WHAT IS EXPECTED
For each line of the data below that holds "Минска", copy the line.

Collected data
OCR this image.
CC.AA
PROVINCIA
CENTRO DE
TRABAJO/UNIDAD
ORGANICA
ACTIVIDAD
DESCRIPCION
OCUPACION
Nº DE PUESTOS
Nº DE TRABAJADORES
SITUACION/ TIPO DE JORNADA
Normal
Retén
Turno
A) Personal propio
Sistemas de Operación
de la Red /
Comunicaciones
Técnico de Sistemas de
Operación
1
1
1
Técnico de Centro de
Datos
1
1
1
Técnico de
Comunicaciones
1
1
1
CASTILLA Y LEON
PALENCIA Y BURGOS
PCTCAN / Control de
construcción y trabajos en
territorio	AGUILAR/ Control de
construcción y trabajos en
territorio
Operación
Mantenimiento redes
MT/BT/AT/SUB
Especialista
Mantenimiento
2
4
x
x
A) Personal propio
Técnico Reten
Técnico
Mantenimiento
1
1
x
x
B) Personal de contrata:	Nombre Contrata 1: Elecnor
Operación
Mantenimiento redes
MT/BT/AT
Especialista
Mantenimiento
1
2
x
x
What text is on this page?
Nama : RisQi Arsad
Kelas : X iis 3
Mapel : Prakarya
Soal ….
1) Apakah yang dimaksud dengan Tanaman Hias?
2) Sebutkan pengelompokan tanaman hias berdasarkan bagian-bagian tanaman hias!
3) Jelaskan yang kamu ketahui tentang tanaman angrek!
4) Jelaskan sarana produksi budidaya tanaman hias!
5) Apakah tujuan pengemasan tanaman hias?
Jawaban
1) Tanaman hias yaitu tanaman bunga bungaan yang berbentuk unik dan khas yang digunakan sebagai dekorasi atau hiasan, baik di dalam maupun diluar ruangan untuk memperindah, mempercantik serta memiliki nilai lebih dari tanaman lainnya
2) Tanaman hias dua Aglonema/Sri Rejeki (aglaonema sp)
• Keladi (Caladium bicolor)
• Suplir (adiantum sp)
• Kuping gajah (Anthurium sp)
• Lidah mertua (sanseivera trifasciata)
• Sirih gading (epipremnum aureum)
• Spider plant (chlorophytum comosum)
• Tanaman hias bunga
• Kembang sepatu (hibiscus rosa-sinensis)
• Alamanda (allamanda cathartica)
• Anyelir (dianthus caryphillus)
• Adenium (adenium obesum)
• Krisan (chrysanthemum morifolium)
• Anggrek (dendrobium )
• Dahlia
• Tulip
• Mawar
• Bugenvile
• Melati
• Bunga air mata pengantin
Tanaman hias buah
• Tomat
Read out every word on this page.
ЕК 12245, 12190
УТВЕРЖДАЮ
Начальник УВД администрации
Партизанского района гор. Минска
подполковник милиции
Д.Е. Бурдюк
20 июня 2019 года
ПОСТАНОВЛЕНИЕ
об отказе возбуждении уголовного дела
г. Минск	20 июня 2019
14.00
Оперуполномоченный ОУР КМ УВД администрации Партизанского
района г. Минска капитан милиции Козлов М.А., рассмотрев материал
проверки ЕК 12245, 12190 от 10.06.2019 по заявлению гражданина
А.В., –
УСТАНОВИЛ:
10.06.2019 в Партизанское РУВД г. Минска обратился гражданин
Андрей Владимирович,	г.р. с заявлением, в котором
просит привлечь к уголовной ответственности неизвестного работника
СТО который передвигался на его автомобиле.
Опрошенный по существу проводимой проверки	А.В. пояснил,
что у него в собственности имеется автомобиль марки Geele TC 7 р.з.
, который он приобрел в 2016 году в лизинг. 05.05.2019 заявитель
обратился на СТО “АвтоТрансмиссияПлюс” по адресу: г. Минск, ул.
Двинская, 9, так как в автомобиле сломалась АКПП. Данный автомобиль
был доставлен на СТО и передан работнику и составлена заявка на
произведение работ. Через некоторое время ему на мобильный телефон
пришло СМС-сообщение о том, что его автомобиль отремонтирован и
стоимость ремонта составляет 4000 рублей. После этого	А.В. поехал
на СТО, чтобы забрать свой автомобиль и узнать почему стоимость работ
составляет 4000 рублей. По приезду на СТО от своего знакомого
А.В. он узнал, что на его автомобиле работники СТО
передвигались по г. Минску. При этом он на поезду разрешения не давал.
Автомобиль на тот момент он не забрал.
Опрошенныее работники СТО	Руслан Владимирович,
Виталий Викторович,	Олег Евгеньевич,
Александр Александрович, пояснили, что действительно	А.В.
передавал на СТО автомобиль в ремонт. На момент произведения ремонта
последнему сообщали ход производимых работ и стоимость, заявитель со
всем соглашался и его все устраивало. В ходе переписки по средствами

THE RESPONSE
Партизанского района гор. Минска
района г. Минска капитан милиции Козлов М.А., рассмотрев материал
10.06.2019 в Партизанское РУВД г. Минска обратился гражданин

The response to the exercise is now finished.